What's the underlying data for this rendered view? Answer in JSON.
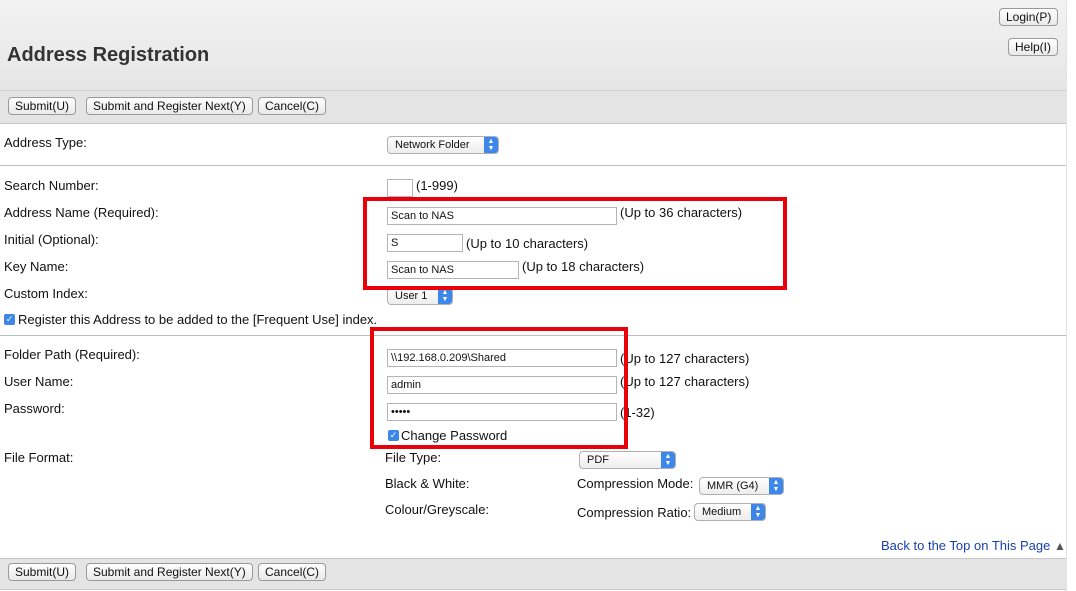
{
  "header": {
    "title": "Address Registration",
    "login_label": "Login(P)",
    "help_label": "Help(I)"
  },
  "toolbar": {
    "submit_label": "Submit(U)",
    "submit_next_label": "Submit and Register Next(Y)",
    "cancel_label": "Cancel(C)"
  },
  "form": {
    "address_type": {
      "label": "Address Type:",
      "value": "Network Folder"
    },
    "search_number": {
      "label": "Search Number:",
      "value": "",
      "hint": "(1-999)"
    },
    "address_name": {
      "label": "Address Name (Required):",
      "value": "Scan to NAS",
      "hint": "(Up to 36 characters)"
    },
    "initial": {
      "label": "Initial (Optional):",
      "value": "S",
      "hint": "(Up to 10 characters)"
    },
    "key_name": {
      "label": "Key Name:",
      "value": "Scan to NAS",
      "hint": "(Up to 18 characters)"
    },
    "custom_index": {
      "label": "Custom Index:",
      "value": "User 1"
    },
    "frequent_use": {
      "label": "Register this Address to be added to the [Frequent Use] index.",
      "checked": true
    },
    "folder_path": {
      "label": "Folder Path (Required):",
      "value": "\\\\192.168.0.209\\Shared",
      "hint": "(Up to 127 characters)"
    },
    "user_name": {
      "label": "User Name:",
      "value": "admin",
      "hint": "(Up to 127 characters)"
    },
    "password": {
      "label": "Password:",
      "value": "•••••",
      "hint": "(1-32)"
    },
    "change_password": {
      "label": "Change Password",
      "checked": true
    },
    "file_format": {
      "label": "File Format:",
      "file_type_label": "File Type:",
      "file_type_value": "PDF",
      "bw_label": "Black & White:",
      "compression_mode_label": "Compression Mode:",
      "compression_mode_value": "MMR (G4)",
      "colour_label": "Colour/Greyscale:",
      "compression_ratio_label": "Compression Ratio:",
      "compression_ratio_value": "Medium"
    }
  },
  "back_to_top_label": "Back to the Top on This Page",
  "icons": [
    "up-down-arrows-icon",
    "checkbox-checked-icon",
    "triangle-up-icon"
  ],
  "colors": {
    "highlight_box": "#e8000b",
    "accent": "#3d86ea",
    "link": "#1a3fae"
  }
}
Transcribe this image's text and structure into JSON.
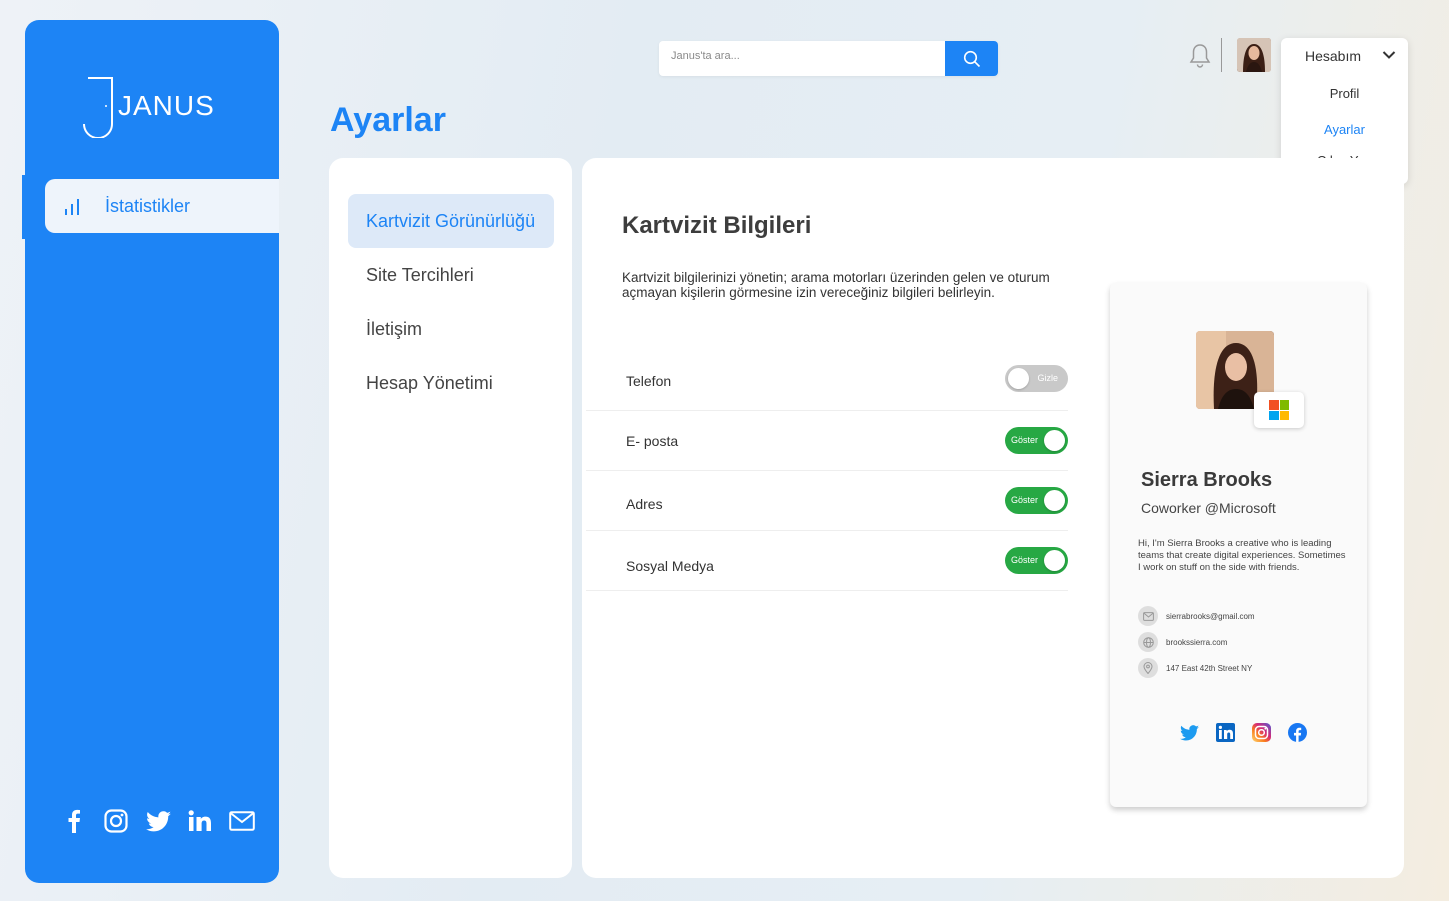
{
  "app": {
    "name": "JANUS"
  },
  "sidebar": {
    "items": [
      {
        "label": "İstatistikler",
        "icon": "bar-chart-icon"
      }
    ],
    "socials": [
      "facebook-icon",
      "instagram-icon",
      "twitter-icon",
      "linkedin-icon",
      "mail-icon"
    ]
  },
  "header": {
    "search": {
      "placeholder": "Janus'ta ara..."
    },
    "account": {
      "label": "Hesabım",
      "items": [
        "Profil",
        "Ayarlar",
        "Çıkış Yap"
      ],
      "active_item": "Ayarlar"
    }
  },
  "page": {
    "title": "Ayarlar"
  },
  "settings_menu": {
    "items": [
      "Kartvizit Görünürlüğü",
      "Site Tercihleri",
      "İletişim",
      "Hesap Yönetimi"
    ],
    "active": "Kartvizit Görünürlüğü"
  },
  "main": {
    "title": "Kartvizit Bilgileri",
    "description": "Kartvizit bilgilerinizi yönetin; arama motorları üzerinden gelen ve oturum açmayan kişilerin görmesine izin vereceğiniz bilgileri belirleyin.",
    "rows": [
      {
        "label": "Telefon",
        "toggle_text": "Gizle",
        "on": false
      },
      {
        "label": "E- posta",
        "toggle_text": "Göster",
        "on": true
      },
      {
        "label": "Adres",
        "toggle_text": "Göster",
        "on": true
      },
      {
        "label": "Sosyal Medya",
        "toggle_text": "Göster",
        "on": true
      }
    ]
  },
  "card": {
    "name": "Sierra Brooks",
    "role": "Coworker @Microsoft",
    "bio": "Hi, I'm Sierra Brooks a creative who is leading teams that create digital experiences. Sometimes I work on stuff on the side with friends.",
    "email": "sierrabrooks@gmail.com",
    "website": "brookssierra.com",
    "address": "147 East 42th Street NY",
    "socials": [
      "twitter-icon",
      "linkedin-icon",
      "instagram-icon",
      "facebook-icon"
    ]
  },
  "colors": {
    "accent": "#1d84f5",
    "toggle_on": "#27a844",
    "toggle_off": "#c9c9c9"
  }
}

**Task prompt:**
Without the pictures, extract every entry verbatim.

**Final result:**
What's the underlying data for this rendered view? Answer in JSON.
{
  "header": {
    "title": "Address Registration",
    "login_label": "Login(P)",
    "help_label": "Help(I)"
  },
  "toolbar": {
    "submit_label": "Submit(U)",
    "submit_next_label": "Submit and Register Next(Y)",
    "cancel_label": "Cancel(C)"
  },
  "form": {
    "address_type": {
      "label": "Address Type:",
      "value": "Network Folder"
    },
    "search_number": {
      "label": "Search Number:",
      "value": "",
      "hint": "(1-999)"
    },
    "address_name": {
      "label": "Address Name (Required):",
      "value": "Scan to NAS",
      "hint": "(Up to 36 characters)"
    },
    "initial": {
      "label": "Initial (Optional):",
      "value": "S",
      "hint": "(Up to 10 characters)"
    },
    "key_name": {
      "label": "Key Name:",
      "value": "Scan to NAS",
      "hint": "(Up to 18 characters)"
    },
    "custom_index": {
      "label": "Custom Index:",
      "value": "User 1"
    },
    "frequent_use": {
      "label": "Register this Address to be added to the [Frequent Use] index.",
      "checked": true
    },
    "folder_path": {
      "label": "Folder Path (Required):",
      "value": "\\\\192.168.0.209\\Shared",
      "hint": "(Up to 127 characters)"
    },
    "user_name": {
      "label": "User Name:",
      "value": "admin",
      "hint": "(Up to 127 characters)"
    },
    "password": {
      "label": "Password:",
      "value": "•••••",
      "hint": "(1-32)"
    },
    "change_password": {
      "label": "Change Password",
      "checked": true
    },
    "file_format": {
      "label": "File Format:",
      "file_type_label": "File Type:",
      "file_type_value": "PDF",
      "bw_label": "Black & White:",
      "compression_mode_label": "Compression Mode:",
      "compression_mode_value": "MMR (G4)",
      "colour_label": "Colour/Greyscale:",
      "compression_ratio_label": "Compression Ratio:",
      "compression_ratio_value": "Medium"
    }
  },
  "back_to_top_label": "Back to the Top on This Page",
  "icons": [
    "up-down-arrows-icon",
    "checkbox-checked-icon",
    "triangle-up-icon"
  ],
  "colors": {
    "highlight_box": "#e8000b",
    "accent": "#3d86ea",
    "link": "#1a3fae"
  }
}
Transcribe this image's text and structure into JSON.
{
  "app": {
    "name": "JANUS"
  },
  "sidebar": {
    "items": [
      {
        "label": "İstatistikler",
        "icon": "bar-chart-icon"
      }
    ],
    "socials": [
      "facebook-icon",
      "instagram-icon",
      "twitter-icon",
      "linkedin-icon",
      "mail-icon"
    ]
  },
  "header": {
    "search": {
      "placeholder": "Janus'ta ara..."
    },
    "account": {
      "label": "Hesabım",
      "items": [
        "Profil",
        "Ayarlar",
        "Çıkış Yap"
      ],
      "active_item": "Ayarlar"
    }
  },
  "page": {
    "title": "Ayarlar"
  },
  "settings_menu": {
    "items": [
      "Kartvizit Görünürlüğü",
      "Site Tercihleri",
      "İletişim",
      "Hesap Yönetimi"
    ],
    "active": "Kartvizit Görünürlüğü"
  },
  "main": {
    "title": "Kartvizit Bilgileri",
    "description": "Kartvizit bilgilerinizi yönetin; arama motorları üzerinden gelen ve oturum açmayan kişilerin görmesine izin vereceğiniz bilgileri belirleyin.",
    "rows": [
      {
        "label": "Telefon",
        "toggle_text": "Gizle",
        "on": false
      },
      {
        "label": "E- posta",
        "toggle_text": "Göster",
        "on": true
      },
      {
        "label": "Adres",
        "toggle_text": "Göster",
        "on": true
      },
      {
        "label": "Sosyal Medya",
        "toggle_text": "Göster",
        "on": true
      }
    ]
  },
  "card": {
    "name": "Sierra Brooks",
    "role": "Coworker @Microsoft",
    "bio": "Hi, I'm Sierra Brooks a creative who is leading teams that create digital experiences. Sometimes I work on stuff on the side with friends.",
    "email": "sierrabrooks@gmail.com",
    "website": "brookssierra.com",
    "address": "147 East 42th Street NY",
    "socials": [
      "twitter-icon",
      "linkedin-icon",
      "instagram-icon",
      "facebook-icon"
    ]
  },
  "colors": {
    "accent": "#1d84f5",
    "toggle_on": "#27a844",
    "toggle_off": "#c9c9c9"
  }
}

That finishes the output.